• AVAILABLE DATA:
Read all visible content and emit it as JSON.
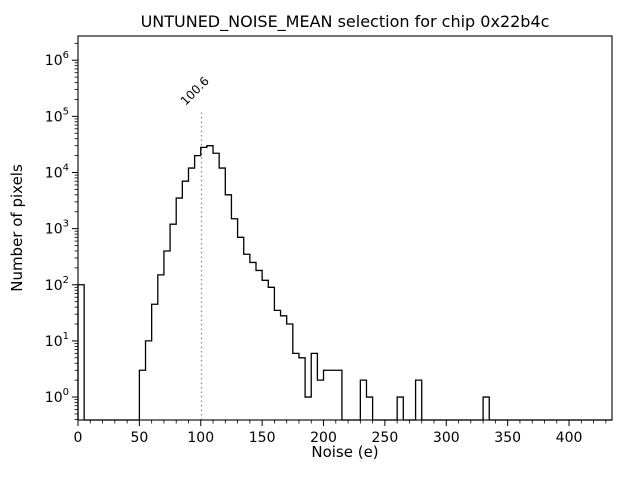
{
  "chart_data": {
    "type": "bar",
    "subtype": "step-histogram",
    "title": "UNTUNED_NOISE_MEAN selection for chip 0x22b4c",
    "xlabel": "Noise (e)",
    "ylabel": "Number of pixels",
    "x_scale": "linear",
    "y_scale": "log",
    "xlim": [
      0,
      435
    ],
    "ylim": [
      0.39,
      2700000
    ],
    "x_ticks": [
      0,
      50,
      100,
      150,
      200,
      250,
      300,
      350,
      400
    ],
    "x_minor_step": 10,
    "y_tick_exponents": [
      0,
      1,
      2,
      3,
      4,
      5,
      6
    ],
    "grid": false,
    "legend": "none",
    "line_color": "#000000",
    "bin_start": 0,
    "bin_width": 5,
    "counts": [
      100,
      0,
      0,
      0,
      0,
      0,
      0,
      0,
      0,
      0,
      3,
      10,
      45,
      150,
      400,
      1200,
      3500,
      7000,
      12000,
      20000,
      28000,
      30000,
      22000,
      12000,
      4000,
      1500,
      700,
      350,
      250,
      180,
      120,
      90,
      35,
      28,
      20,
      6,
      5,
      1,
      6,
      2,
      3,
      3,
      3,
      0,
      0,
      0,
      2,
      1,
      0,
      0,
      0,
      0,
      1,
      0,
      0,
      2,
      0,
      0,
      0,
      0,
      0,
      0,
      0,
      0,
      0,
      0,
      1,
      0,
      0,
      0,
      0,
      0,
      0,
      0,
      0,
      0,
      0,
      0,
      0,
      0,
      0,
      0,
      0,
      0,
      0,
      0,
      0
    ],
    "vline": {
      "x": 100.6,
      "label": "100.6",
      "top_value": 130000,
      "color": "#888888",
      "style": "dotted"
    }
  }
}
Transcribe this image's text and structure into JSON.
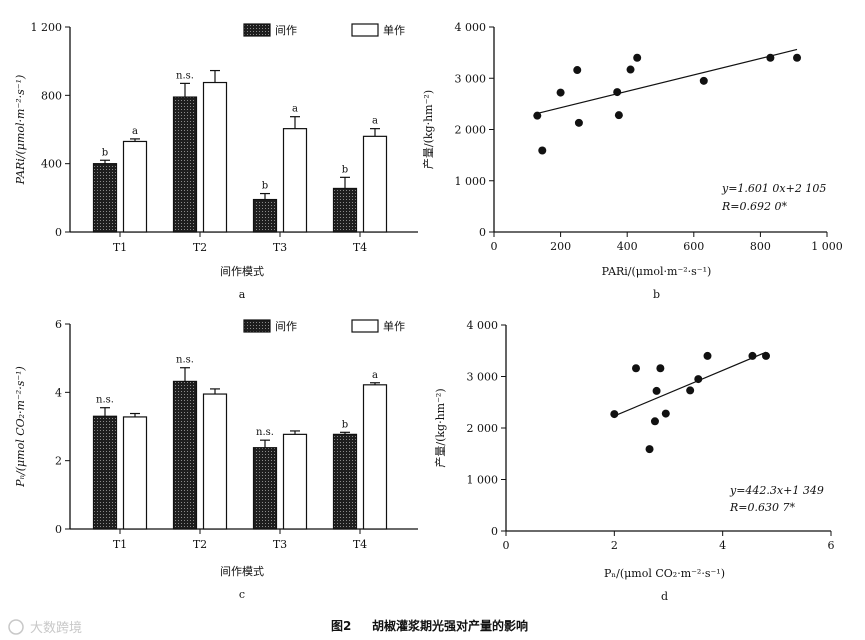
{
  "chart_data": [
    {
      "id": "a",
      "type": "bar",
      "panel_label": "a",
      "ylabel": "PARi/(μmol·m⁻²·s⁻¹)",
      "xlabel": "间作模式",
      "categories": [
        "T1",
        "T2",
        "T3",
        "T4"
      ],
      "ylim": [
        0,
        1200
      ],
      "yticks": [
        0,
        400,
        800,
        1200
      ],
      "ytick_labels": [
        "0",
        "400",
        "800",
        "1 200"
      ],
      "series": [
        {
          "name": "间作",
          "pattern": "dotted-dark",
          "values": [
            400,
            790,
            190,
            255
          ],
          "errors": [
            20,
            80,
            35,
            65
          ]
        },
        {
          "name": "单作",
          "pattern": "white",
          "values": [
            530,
            875,
            605,
            560
          ],
          "errors": [
            15,
            70,
            70,
            45
          ]
        }
      ],
      "significance": [
        [
          "b",
          "a"
        ],
        [
          "n.s.",
          ""
        ],
        [
          "b",
          "a"
        ],
        [
          "b",
          "a"
        ]
      ]
    },
    {
      "id": "b",
      "type": "scatter",
      "panel_label": "b",
      "ylabel": "产量/(kg·hm⁻²)",
      "xlabel": "PARi/(μmol·m⁻²·s⁻¹)",
      "xlim": [
        0,
        1000
      ],
      "ylim": [
        0,
        4000
      ],
      "xticks": [
        0,
        200,
        400,
        600,
        800,
        1000
      ],
      "xtick_labels": [
        "0",
        "200",
        "400",
        "600",
        "800",
        "1 000"
      ],
      "yticks": [
        0,
        1000,
        2000,
        3000,
        4000
      ],
      "ytick_labels": [
        "0",
        "1 000",
        "2 000",
        "3 000",
        "4 000"
      ],
      "points": [
        {
          "x": 130,
          "y": 2270
        },
        {
          "x": 145,
          "y": 1590
        },
        {
          "x": 200,
          "y": 2720
        },
        {
          "x": 250,
          "y": 3160
        },
        {
          "x": 255,
          "y": 2130
        },
        {
          "x": 370,
          "y": 2730
        },
        {
          "x": 375,
          "y": 2280
        },
        {
          "x": 410,
          "y": 3170
        },
        {
          "x": 430,
          "y": 3400
        },
        {
          "x": 630,
          "y": 2950
        },
        {
          "x": 830,
          "y": 3400
        },
        {
          "x": 910,
          "y": 3400
        }
      ],
      "fit": {
        "slope": 1.601,
        "intercept": 2105,
        "x_range": [
          130,
          910
        ]
      },
      "equation": "y=1.601 0x+2 105",
      "r_text": "R=0.692 0*"
    },
    {
      "id": "c",
      "type": "bar",
      "panel_label": "c",
      "ylabel": "Pₙ/(μmol CO₂·m⁻²·s⁻¹)",
      "xlabel": "间作模式",
      "categories": [
        "T1",
        "T2",
        "T3",
        "T4"
      ],
      "ylim": [
        0,
        6
      ],
      "yticks": [
        0,
        2,
        4,
        6
      ],
      "ytick_labels": [
        "0",
        "2",
        "4",
        "6"
      ],
      "series": [
        {
          "name": "间作",
          "pattern": "dotted-dark",
          "values": [
            3.3,
            4.32,
            2.38,
            2.77
          ],
          "errors": [
            0.25,
            0.4,
            0.22,
            0.06
          ]
        },
        {
          "name": "单作",
          "pattern": "white",
          "values": [
            3.28,
            3.95,
            2.77,
            4.22
          ],
          "errors": [
            0.1,
            0.15,
            0.1,
            0.06
          ]
        }
      ],
      "significance": [
        [
          "n.s.",
          ""
        ],
        [
          "n.s.",
          ""
        ],
        [
          "n.s.",
          ""
        ],
        [
          "b",
          "a"
        ]
      ]
    },
    {
      "id": "d",
      "type": "scatter",
      "panel_label": "d",
      "ylabel": "产量/(kg·hm⁻²)",
      "xlabel": "Pₙ/(μmol CO₂·m⁻²·s⁻¹)",
      "xlim": [
        0,
        6
      ],
      "ylim": [
        0,
        4000
      ],
      "xticks": [
        0,
        2,
        4,
        6
      ],
      "xtick_labels": [
        "0",
        "2",
        "4",
        "6"
      ],
      "yticks": [
        0,
        1000,
        2000,
        3000,
        4000
      ],
      "ytick_labels": [
        "0",
        "1 000",
        "2 000",
        "3 000",
        "4 000"
      ],
      "points": [
        {
          "x": 2.0,
          "y": 2270
        },
        {
          "x": 2.4,
          "y": 3160
        },
        {
          "x": 2.65,
          "y": 1590
        },
        {
          "x": 2.75,
          "y": 2130
        },
        {
          "x": 2.78,
          "y": 2720
        },
        {
          "x": 2.85,
          "y": 3160
        },
        {
          "x": 2.95,
          "y": 2280
        },
        {
          "x": 3.4,
          "y": 2730
        },
        {
          "x": 3.55,
          "y": 2950
        },
        {
          "x": 3.72,
          "y": 3400
        },
        {
          "x": 4.55,
          "y": 3400
        },
        {
          "x": 4.8,
          "y": 3400
        }
      ],
      "fit": {
        "slope": 442.3,
        "intercept": 1349,
        "x_range": [
          2.0,
          4.8
        ]
      },
      "equation": "y=442.3x+1 349",
      "r_text": "R=0.630 7*"
    }
  ],
  "caption": {
    "number": "图2",
    "text": "胡椒灌浆期光强对产量的影响"
  },
  "watermark": "大数跨境"
}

• THE PROBLEM: Take each line of the material that contains the word "ylabel" and list it.

• CORRECT RESPONSE:
    "ylabel": "Number of pixels",
      "ylabel": "PARi/(μmol·m⁻²·s⁻¹)",
      "ylabel": "产量/(kg·hm⁻²)",
      "ylabel": "Pₙ/(μmol CO₂·m⁻²·s⁻¹)",
      "ylabel": "产量/(kg·hm⁻²)",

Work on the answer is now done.